* **Written task**
Your task is to print every entry below exactly as given.

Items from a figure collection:
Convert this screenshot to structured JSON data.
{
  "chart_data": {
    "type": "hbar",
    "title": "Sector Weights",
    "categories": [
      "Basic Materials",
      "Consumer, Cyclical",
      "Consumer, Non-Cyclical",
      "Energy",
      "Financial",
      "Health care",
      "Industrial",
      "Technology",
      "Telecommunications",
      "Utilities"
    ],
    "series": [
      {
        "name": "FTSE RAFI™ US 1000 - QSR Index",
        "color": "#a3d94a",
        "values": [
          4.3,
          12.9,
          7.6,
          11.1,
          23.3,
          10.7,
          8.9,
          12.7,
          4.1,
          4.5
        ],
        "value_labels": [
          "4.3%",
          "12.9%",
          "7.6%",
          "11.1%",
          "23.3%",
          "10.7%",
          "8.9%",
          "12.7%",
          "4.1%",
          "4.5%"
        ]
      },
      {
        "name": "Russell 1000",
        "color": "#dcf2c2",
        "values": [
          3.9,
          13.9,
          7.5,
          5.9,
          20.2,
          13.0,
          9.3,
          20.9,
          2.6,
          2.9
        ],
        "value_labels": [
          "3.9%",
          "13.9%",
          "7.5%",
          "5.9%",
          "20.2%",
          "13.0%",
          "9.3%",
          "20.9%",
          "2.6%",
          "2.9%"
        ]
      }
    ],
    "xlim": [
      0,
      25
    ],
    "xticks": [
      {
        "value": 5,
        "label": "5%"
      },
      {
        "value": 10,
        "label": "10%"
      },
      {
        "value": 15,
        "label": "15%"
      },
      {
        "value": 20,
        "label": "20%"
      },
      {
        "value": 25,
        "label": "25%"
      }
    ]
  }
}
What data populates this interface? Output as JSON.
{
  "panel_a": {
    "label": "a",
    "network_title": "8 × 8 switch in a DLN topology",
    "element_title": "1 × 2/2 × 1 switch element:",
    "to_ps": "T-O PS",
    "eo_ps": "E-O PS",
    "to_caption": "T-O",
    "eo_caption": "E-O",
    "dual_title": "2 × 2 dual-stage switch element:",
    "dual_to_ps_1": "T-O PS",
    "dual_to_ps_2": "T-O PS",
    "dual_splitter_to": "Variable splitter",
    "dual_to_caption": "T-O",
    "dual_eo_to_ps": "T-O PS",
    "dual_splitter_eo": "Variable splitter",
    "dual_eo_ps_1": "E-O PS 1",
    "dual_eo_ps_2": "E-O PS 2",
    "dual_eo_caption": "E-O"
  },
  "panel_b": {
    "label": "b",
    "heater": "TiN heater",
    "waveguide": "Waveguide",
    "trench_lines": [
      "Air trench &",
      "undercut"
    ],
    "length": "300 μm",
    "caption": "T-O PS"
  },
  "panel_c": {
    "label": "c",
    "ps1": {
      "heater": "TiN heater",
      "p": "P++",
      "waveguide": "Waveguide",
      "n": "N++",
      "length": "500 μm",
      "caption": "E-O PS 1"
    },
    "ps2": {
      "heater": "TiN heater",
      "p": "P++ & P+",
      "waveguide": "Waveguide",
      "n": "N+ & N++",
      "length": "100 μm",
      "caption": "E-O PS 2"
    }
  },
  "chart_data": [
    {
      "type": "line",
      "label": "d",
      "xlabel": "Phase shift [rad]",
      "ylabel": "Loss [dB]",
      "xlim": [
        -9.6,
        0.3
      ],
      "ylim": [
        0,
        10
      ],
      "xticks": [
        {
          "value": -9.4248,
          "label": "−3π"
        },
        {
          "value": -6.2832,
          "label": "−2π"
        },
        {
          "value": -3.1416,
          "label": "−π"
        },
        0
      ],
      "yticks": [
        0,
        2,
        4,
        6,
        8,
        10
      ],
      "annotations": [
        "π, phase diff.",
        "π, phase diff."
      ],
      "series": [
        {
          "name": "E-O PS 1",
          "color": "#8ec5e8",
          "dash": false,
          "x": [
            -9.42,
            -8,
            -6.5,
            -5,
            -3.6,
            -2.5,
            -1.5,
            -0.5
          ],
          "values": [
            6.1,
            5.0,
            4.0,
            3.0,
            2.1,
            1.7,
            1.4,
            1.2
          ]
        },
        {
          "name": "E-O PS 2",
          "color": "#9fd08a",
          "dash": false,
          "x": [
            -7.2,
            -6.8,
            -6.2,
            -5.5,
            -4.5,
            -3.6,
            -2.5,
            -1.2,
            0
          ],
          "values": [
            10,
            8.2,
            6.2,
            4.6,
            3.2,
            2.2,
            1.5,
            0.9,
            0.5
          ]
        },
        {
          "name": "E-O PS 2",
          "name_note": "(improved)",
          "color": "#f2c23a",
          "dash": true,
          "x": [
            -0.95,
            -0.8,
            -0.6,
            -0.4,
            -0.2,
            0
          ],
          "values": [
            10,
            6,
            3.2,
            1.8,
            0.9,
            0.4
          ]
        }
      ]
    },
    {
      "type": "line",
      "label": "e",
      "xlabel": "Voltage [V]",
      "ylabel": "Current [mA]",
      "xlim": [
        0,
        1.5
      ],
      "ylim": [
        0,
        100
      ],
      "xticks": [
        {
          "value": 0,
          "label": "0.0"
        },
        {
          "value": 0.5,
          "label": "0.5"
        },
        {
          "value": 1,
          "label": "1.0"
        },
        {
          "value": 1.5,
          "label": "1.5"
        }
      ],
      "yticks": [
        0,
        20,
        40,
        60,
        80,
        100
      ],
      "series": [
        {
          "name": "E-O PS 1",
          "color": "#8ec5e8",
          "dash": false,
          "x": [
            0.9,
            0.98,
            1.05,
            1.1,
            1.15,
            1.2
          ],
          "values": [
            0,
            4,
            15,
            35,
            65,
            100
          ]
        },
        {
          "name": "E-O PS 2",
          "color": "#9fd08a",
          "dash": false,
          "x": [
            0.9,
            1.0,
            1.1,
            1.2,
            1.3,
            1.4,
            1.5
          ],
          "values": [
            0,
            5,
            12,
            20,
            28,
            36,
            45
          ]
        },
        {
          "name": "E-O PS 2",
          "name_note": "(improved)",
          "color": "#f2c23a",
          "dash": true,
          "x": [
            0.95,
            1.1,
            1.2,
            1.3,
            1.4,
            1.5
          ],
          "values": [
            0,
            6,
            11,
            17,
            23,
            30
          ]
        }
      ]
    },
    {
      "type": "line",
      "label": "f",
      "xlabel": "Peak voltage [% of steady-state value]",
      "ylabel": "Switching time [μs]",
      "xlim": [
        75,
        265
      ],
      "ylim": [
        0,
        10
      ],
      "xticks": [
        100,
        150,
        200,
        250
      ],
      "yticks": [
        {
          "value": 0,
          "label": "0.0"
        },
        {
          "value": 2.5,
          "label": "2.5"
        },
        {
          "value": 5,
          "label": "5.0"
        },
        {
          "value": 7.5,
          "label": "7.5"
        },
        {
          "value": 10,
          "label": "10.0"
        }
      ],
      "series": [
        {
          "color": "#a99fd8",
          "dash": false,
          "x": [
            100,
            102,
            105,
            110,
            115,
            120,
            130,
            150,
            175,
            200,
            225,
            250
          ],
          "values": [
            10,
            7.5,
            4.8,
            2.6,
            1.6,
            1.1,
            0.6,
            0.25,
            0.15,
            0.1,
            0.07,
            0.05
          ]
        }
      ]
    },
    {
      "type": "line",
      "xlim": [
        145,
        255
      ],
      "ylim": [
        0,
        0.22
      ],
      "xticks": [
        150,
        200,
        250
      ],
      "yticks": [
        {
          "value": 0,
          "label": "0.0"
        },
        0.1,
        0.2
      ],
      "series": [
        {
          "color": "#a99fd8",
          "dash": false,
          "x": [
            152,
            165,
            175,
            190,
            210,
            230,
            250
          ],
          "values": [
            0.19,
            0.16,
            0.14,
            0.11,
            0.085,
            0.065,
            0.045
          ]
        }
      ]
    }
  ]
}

* **The completed task**
Convert this screenshot to structured JSON data.
{
  "chart_data": {
    "type": "hbar",
    "title": "Sector Weights",
    "categories": [
      "Basic Materials",
      "Consumer, Cyclical",
      "Consumer, Non-Cyclical",
      "Energy",
      "Financial",
      "Health care",
      "Industrial",
      "Technology",
      "Telecommunications",
      "Utilities"
    ],
    "series": [
      {
        "name": "FTSE RAFI™ US 1000 - QSR Index",
        "color": "#a3d94a",
        "values": [
          4.3,
          12.9,
          7.6,
          11.1,
          23.3,
          10.7,
          8.9,
          12.7,
          4.1,
          4.5
        ],
        "value_labels": [
          "4.3%",
          "12.9%",
          "7.6%",
          "11.1%",
          "23.3%",
          "10.7%",
          "8.9%",
          "12.7%",
          "4.1%",
          "4.5%"
        ]
      },
      {
        "name": "Russell 1000",
        "color": "#dcf2c2",
        "values": [
          3.9,
          13.9,
          7.5,
          5.9,
          20.2,
          13.0,
          9.3,
          20.9,
          2.6,
          2.9
        ],
        "value_labels": [
          "3.9%",
          "13.9%",
          "7.5%",
          "5.9%",
          "20.2%",
          "13.0%",
          "9.3%",
          "20.9%",
          "2.6%",
          "2.9%"
        ]
      }
    ],
    "xlim": [
      0,
      25
    ],
    "xticks": [
      {
        "value": 5,
        "label": "5%"
      },
      {
        "value": 10,
        "label": "10%"
      },
      {
        "value": 15,
        "label": "15%"
      },
      {
        "value": 20,
        "label": "20%"
      },
      {
        "value": 25,
        "label": "25%"
      }
    ]
  }
}
What data populates this interface? Output as JSON.
{
  "panel_a": {
    "label": "a",
    "network_title": "8 × 8 switch in a DLN topology",
    "element_title": "1 × 2/2 × 1 switch element:",
    "to_ps": "T-O PS",
    "eo_ps": "E-O PS",
    "to_caption": "T-O",
    "eo_caption": "E-O",
    "dual_title": "2 × 2 dual-stage switch element:",
    "dual_to_ps_1": "T-O PS",
    "dual_to_ps_2": "T-O PS",
    "dual_splitter_to": "Variable splitter",
    "dual_to_caption": "T-O",
    "dual_eo_to_ps": "T-O PS",
    "dual_splitter_eo": "Variable splitter",
    "dual_eo_ps_1": "E-O PS 1",
    "dual_eo_ps_2": "E-O PS 2",
    "dual_eo_caption": "E-O"
  },
  "panel_b": {
    "label": "b",
    "heater": "TiN heater",
    "waveguide": "Waveguide",
    "trench_lines": [
      "Air trench &",
      "undercut"
    ],
    "length": "300 μm",
    "caption": "T-O PS"
  },
  "panel_c": {
    "label": "c",
    "ps1": {
      "heater": "TiN heater",
      "p": "P++",
      "waveguide": "Waveguide",
      "n": "N++",
      "length": "500 μm",
      "caption": "E-O PS 1"
    },
    "ps2": {
      "heater": "TiN heater",
      "p": "P++ & P+",
      "waveguide": "Waveguide",
      "n": "N+ & N++",
      "length": "100 μm",
      "caption": "E-O PS 2"
    }
  },
  "chart_data": [
    {
      "type": "line",
      "label": "d",
      "xlabel": "Phase shift [rad]",
      "ylabel": "Loss [dB]",
      "xlim": [
        -9.6,
        0.3
      ],
      "ylim": [
        0,
        10
      ],
      "xticks": [
        {
          "value": -9.4248,
          "label": "−3π"
        },
        {
          "value": -6.2832,
          "label": "−2π"
        },
        {
          "value": -3.1416,
          "label": "−π"
        },
        0
      ],
      "yticks": [
        0,
        2,
        4,
        6,
        8,
        10
      ],
      "annotations": [
        "π, phase diff.",
        "π, phase diff."
      ],
      "series": [
        {
          "name": "E-O PS 1",
          "color": "#8ec5e8",
          "dash": false,
          "x": [
            -9.42,
            -8,
            -6.5,
            -5,
            -3.6,
            -2.5,
            -1.5,
            -0.5
          ],
          "values": [
            6.1,
            5.0,
            4.0,
            3.0,
            2.1,
            1.7,
            1.4,
            1.2
          ]
        },
        {
          "name": "E-O PS 2",
          "color": "#9fd08a",
          "dash": false,
          "x": [
            -7.2,
            -6.8,
            -6.2,
            -5.5,
            -4.5,
            -3.6,
            -2.5,
            -1.2,
            0
          ],
          "values": [
            10,
            8.2,
            6.2,
            4.6,
            3.2,
            2.2,
            1.5,
            0.9,
            0.5
          ]
        },
        {
          "name": "E-O PS 2",
          "name_note": "(improved)",
          "color": "#f2c23a",
          "dash": true,
          "x": [
            -0.95,
            -0.8,
            -0.6,
            -0.4,
            -0.2,
            0
          ],
          "values": [
            10,
            6,
            3.2,
            1.8,
            0.9,
            0.4
          ]
        }
      ]
    },
    {
      "type": "line",
      "label": "e",
      "xlabel": "Voltage [V]",
      "ylabel": "Current [mA]",
      "xlim": [
        0,
        1.5
      ],
      "ylim": [
        0,
        100
      ],
      "xticks": [
        {
          "value": 0,
          "label": "0.0"
        },
        {
          "value": 0.5,
          "label": "0.5"
        },
        {
          "value": 1,
          "label": "1.0"
        },
        {
          "value": 1.5,
          "label": "1.5"
        }
      ],
      "yticks": [
        0,
        20,
        40,
        60,
        80,
        100
      ],
      "series": [
        {
          "name": "E-O PS 1",
          "color": "#8ec5e8",
          "dash": false,
          "x": [
            0.9,
            0.98,
            1.05,
            1.1,
            1.15,
            1.2
          ],
          "values": [
            0,
            4,
            15,
            35,
            65,
            100
          ]
        },
        {
          "name": "E-O PS 2",
          "color": "#9fd08a",
          "dash": false,
          "x": [
            0.9,
            1.0,
            1.1,
            1.2,
            1.3,
            1.4,
            1.5
          ],
          "values": [
            0,
            5,
            12,
            20,
            28,
            36,
            45
          ]
        },
        {
          "name": "E-O PS 2",
          "name_note": "(improved)",
          "color": "#f2c23a",
          "dash": true,
          "x": [
            0.95,
            1.1,
            1.2,
            1.3,
            1.4,
            1.5
          ],
          "values": [
            0,
            6,
            11,
            17,
            23,
            30
          ]
        }
      ]
    },
    {
      "type": "line",
      "label": "f",
      "xlabel": "Peak voltage [% of steady-state value]",
      "ylabel": "Switching time [μs]",
      "xlim": [
        75,
        265
      ],
      "ylim": [
        0,
        10
      ],
      "xticks": [
        100,
        150,
        200,
        250
      ],
      "yticks": [
        {
          "value": 0,
          "label": "0.0"
        },
        {
          "value": 2.5,
          "label": "2.5"
        },
        {
          "value": 5,
          "label": "5.0"
        },
        {
          "value": 7.5,
          "label": "7.5"
        },
        {
          "value": 10,
          "label": "10.0"
        }
      ],
      "series": [
        {
          "color": "#a99fd8",
          "dash": false,
          "x": [
            100,
            102,
            105,
            110,
            115,
            120,
            130,
            150,
            175,
            200,
            225,
            250
          ],
          "values": [
            10,
            7.5,
            4.8,
            2.6,
            1.6,
            1.1,
            0.6,
            0.25,
            0.15,
            0.1,
            0.07,
            0.05
          ]
        }
      ]
    },
    {
      "type": "line",
      "xlim": [
        145,
        255
      ],
      "ylim": [
        0,
        0.22
      ],
      "xticks": [
        150,
        200,
        250
      ],
      "yticks": [
        {
          "value": 0,
          "label": "0.0"
        },
        0.1,
        0.2
      ],
      "series": [
        {
          "color": "#a99fd8",
          "dash": false,
          "x": [
            152,
            165,
            175,
            190,
            210,
            230,
            250
          ],
          "values": [
            0.19,
            0.16,
            0.14,
            0.11,
            0.085,
            0.065,
            0.045
          ]
        }
      ]
    }
  ]
}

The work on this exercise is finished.